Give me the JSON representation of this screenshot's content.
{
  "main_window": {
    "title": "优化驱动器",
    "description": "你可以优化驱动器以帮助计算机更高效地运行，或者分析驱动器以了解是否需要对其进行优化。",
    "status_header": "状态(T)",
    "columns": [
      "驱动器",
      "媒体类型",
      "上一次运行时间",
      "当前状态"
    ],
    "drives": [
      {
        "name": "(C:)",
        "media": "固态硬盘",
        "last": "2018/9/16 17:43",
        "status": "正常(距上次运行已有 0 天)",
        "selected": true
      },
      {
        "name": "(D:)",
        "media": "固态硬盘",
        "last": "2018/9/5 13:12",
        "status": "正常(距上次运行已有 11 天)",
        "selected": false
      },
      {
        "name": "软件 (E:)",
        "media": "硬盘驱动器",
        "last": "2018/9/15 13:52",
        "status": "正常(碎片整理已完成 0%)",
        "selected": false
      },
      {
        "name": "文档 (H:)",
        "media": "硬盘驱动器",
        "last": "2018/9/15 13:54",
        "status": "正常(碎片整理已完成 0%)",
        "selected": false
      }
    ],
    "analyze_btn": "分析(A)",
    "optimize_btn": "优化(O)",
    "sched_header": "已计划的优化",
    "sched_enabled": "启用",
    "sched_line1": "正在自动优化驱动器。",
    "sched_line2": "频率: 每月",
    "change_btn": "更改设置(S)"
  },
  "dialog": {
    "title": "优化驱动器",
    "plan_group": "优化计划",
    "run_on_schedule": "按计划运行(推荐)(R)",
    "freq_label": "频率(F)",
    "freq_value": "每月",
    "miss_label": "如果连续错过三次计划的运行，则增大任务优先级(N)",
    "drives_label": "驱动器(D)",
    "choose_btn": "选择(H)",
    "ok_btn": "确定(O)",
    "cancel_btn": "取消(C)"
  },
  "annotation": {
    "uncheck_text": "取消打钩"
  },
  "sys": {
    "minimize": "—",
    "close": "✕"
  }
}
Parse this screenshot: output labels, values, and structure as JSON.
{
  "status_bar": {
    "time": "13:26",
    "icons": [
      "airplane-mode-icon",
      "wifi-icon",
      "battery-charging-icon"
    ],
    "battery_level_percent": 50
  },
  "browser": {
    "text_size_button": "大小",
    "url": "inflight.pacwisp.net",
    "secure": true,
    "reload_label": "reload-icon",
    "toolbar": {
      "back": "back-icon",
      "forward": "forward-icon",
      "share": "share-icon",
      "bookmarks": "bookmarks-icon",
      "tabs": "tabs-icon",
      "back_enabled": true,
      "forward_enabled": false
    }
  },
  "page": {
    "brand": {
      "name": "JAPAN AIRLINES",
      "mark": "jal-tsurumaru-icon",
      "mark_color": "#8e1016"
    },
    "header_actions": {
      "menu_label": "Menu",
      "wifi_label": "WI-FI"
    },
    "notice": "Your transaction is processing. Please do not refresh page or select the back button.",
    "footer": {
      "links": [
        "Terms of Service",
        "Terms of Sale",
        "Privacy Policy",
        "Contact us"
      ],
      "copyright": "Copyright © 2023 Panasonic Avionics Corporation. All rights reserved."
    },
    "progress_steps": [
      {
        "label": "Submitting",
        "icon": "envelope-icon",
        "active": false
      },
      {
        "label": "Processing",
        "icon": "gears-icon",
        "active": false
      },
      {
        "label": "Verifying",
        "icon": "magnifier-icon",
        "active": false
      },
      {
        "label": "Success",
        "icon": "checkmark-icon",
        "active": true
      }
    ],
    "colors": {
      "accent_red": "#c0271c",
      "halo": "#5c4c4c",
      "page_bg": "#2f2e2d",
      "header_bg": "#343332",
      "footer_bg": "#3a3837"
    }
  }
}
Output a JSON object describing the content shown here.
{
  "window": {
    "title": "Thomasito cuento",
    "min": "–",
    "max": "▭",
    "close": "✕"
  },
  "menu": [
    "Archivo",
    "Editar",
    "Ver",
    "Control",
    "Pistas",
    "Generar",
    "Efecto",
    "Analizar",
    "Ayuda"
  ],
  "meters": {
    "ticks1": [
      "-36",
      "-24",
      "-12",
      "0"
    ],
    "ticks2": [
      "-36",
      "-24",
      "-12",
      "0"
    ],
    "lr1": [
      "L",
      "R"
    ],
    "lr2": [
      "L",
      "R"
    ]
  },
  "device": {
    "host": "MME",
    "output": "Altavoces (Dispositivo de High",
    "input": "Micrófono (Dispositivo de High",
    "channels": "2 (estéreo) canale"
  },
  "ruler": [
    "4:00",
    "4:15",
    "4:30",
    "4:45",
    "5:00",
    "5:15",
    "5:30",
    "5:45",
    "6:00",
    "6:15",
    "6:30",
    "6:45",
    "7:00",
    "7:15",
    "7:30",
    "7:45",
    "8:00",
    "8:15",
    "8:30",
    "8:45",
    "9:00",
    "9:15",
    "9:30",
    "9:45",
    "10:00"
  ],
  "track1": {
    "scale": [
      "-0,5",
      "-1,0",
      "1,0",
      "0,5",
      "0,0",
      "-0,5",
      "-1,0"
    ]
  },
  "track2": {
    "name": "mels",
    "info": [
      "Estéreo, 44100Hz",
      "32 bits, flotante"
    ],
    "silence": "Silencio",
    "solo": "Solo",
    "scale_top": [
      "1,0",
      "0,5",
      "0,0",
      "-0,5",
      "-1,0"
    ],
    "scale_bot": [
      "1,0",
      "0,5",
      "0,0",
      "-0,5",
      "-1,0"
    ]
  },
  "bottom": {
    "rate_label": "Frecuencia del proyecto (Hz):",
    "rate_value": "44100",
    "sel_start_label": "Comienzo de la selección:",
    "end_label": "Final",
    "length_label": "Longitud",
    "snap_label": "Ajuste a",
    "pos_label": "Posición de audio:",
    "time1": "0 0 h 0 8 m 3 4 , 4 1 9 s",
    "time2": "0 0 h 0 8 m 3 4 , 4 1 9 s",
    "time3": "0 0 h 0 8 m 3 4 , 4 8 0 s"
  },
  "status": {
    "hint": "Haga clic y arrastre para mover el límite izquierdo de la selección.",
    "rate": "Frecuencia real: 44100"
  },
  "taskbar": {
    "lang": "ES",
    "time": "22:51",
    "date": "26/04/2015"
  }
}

# TASK DESCRIPTION
Extract the whole listing, character for character.

# ANSWER TO THE EXERCISE
Give me the JSON representation of this screenshot's content.
{
  "main_window": {
    "title": "优化驱动器",
    "description": "你可以优化驱动器以帮助计算机更高效地运行，或者分析驱动器以了解是否需要对其进行优化。",
    "status_header": "状态(T)",
    "columns": [
      "驱动器",
      "媒体类型",
      "上一次运行时间",
      "当前状态"
    ],
    "drives": [
      {
        "name": "(C:)",
        "media": "固态硬盘",
        "last": "2018/9/16 17:43",
        "status": "正常(距上次运行已有 0 天)",
        "selected": true
      },
      {
        "name": "(D:)",
        "media": "固态硬盘",
        "last": "2018/9/5 13:12",
        "status": "正常(距上次运行已有 11 天)",
        "selected": false
      },
      {
        "name": "软件 (E:)",
        "media": "硬盘驱动器",
        "last": "2018/9/15 13:52",
        "status": "正常(碎片整理已完成 0%)",
        "selected": false
      },
      {
        "name": "文档 (H:)",
        "media": "硬盘驱动器",
        "last": "2018/9/15 13:54",
        "status": "正常(碎片整理已完成 0%)",
        "selected": false
      }
    ],
    "analyze_btn": "分析(A)",
    "optimize_btn": "优化(O)",
    "sched_header": "已计划的优化",
    "sched_enabled": "启用",
    "sched_line1": "正在自动优化驱动器。",
    "sched_line2": "频率: 每月",
    "change_btn": "更改设置(S)"
  },
  "dialog": {
    "title": "优化驱动器",
    "plan_group": "优化计划",
    "run_on_schedule": "按计划运行(推荐)(R)",
    "freq_label": "频率(F)",
    "freq_value": "每月",
    "miss_label": "如果连续错过三次计划的运行，则增大任务优先级(N)",
    "drives_label": "驱动器(D)",
    "choose_btn": "选择(H)",
    "ok_btn": "确定(O)",
    "cancel_btn": "取消(C)"
  },
  "annotation": {
    "uncheck_text": "取消打钩"
  },
  "sys": {
    "minimize": "—",
    "close": "✕"
  }
}
Parse this screenshot: output labels, values, and structure as JSON.
{
  "status_bar": {
    "time": "13:26",
    "icons": [
      "airplane-mode-icon",
      "wifi-icon",
      "battery-charging-icon"
    ],
    "battery_level_percent": 50
  },
  "browser": {
    "text_size_button": "大小",
    "url": "inflight.pacwisp.net",
    "secure": true,
    "reload_label": "reload-icon",
    "toolbar": {
      "back": "back-icon",
      "forward": "forward-icon",
      "share": "share-icon",
      "bookmarks": "bookmarks-icon",
      "tabs": "tabs-icon",
      "back_enabled": true,
      "forward_enabled": false
    }
  },
  "page": {
    "brand": {
      "name": "JAPAN AIRLINES",
      "mark": "jal-tsurumaru-icon",
      "mark_color": "#8e1016"
    },
    "header_actions": {
      "menu_label": "Menu",
      "wifi_label": "WI-FI"
    },
    "notice": "Your transaction is processing. Please do not refresh page or select the back button.",
    "footer": {
      "links": [
        "Terms of Service",
        "Terms of Sale",
        "Privacy Policy",
        "Contact us"
      ],
      "copyright": "Copyright © 2023 Panasonic Avionics Corporation. All rights reserved."
    },
    "progress_steps": [
      {
        "label": "Submitting",
        "icon": "envelope-icon",
        "active": false
      },
      {
        "label": "Processing",
        "icon": "gears-icon",
        "active": false
      },
      {
        "label": "Verifying",
        "icon": "magnifier-icon",
        "active": false
      },
      {
        "label": "Success",
        "icon": "checkmark-icon",
        "active": true
      }
    ],
    "colors": {
      "accent_red": "#c0271c",
      "halo": "#5c4c4c",
      "page_bg": "#2f2e2d",
      "header_bg": "#343332",
      "footer_bg": "#3a3837"
    }
  }
}
Output a JSON object describing the content shown here.
{
  "window": {
    "title": "Thomasito cuento",
    "min": "–",
    "max": "▭",
    "close": "✕"
  },
  "menu": [
    "Archivo",
    "Editar",
    "Ver",
    "Control",
    "Pistas",
    "Generar",
    "Efecto",
    "Analizar",
    "Ayuda"
  ],
  "meters": {
    "ticks1": [
      "-36",
      "-24",
      "-12",
      "0"
    ],
    "ticks2": [
      "-36",
      "-24",
      "-12",
      "0"
    ],
    "lr1": [
      "L",
      "R"
    ],
    "lr2": [
      "L",
      "R"
    ]
  },
  "device": {
    "host": "MME",
    "output": "Altavoces (Dispositivo de High",
    "input": "Micrófono (Dispositivo de High",
    "channels": "2 (estéreo) canale"
  },
  "ruler": [
    "4:00",
    "4:15",
    "4:30",
    "4:45",
    "5:00",
    "5:15",
    "5:30",
    "5:45",
    "6:00",
    "6:15",
    "6:30",
    "6:45",
    "7:00",
    "7:15",
    "7:30",
    "7:45",
    "8:00",
    "8:15",
    "8:30",
    "8:45",
    "9:00",
    "9:15",
    "9:30",
    "9:45",
    "10:00"
  ],
  "track1": {
    "scale": [
      "-0,5",
      "-1,0",
      "1,0",
      "0,5",
      "0,0",
      "-0,5",
      "-1,0"
    ]
  },
  "track2": {
    "name": "mels",
    "info": [
      "Estéreo, 44100Hz",
      "32 bits, flotante"
    ],
    "silence": "Silencio",
    "solo": "Solo",
    "scale_top": [
      "1,0",
      "0,5",
      "0,0",
      "-0,5",
      "-1,0"
    ],
    "scale_bot": [
      "1,0",
      "0,5",
      "0,0",
      "-0,5",
      "-1,0"
    ]
  },
  "bottom": {
    "rate_label": "Frecuencia del proyecto (Hz):",
    "rate_value": "44100",
    "sel_start_label": "Comienzo de la selección:",
    "end_label": "Final",
    "length_label": "Longitud",
    "snap_label": "Ajuste a",
    "pos_label": "Posición de audio:",
    "time1": "0 0 h 0 8 m 3 4 , 4 1 9 s",
    "time2": "0 0 h 0 8 m 3 4 , 4 1 9 s",
    "time3": "0 0 h 0 8 m 3 4 , 4 8 0 s"
  },
  "status": {
    "hint": "Haga clic y arrastre para mover el límite izquierdo de la selección.",
    "rate": "Frecuencia real: 44100"
  },
  "taskbar": {
    "lang": "ES",
    "time": "22:51",
    "date": "26/04/2015"
  }
}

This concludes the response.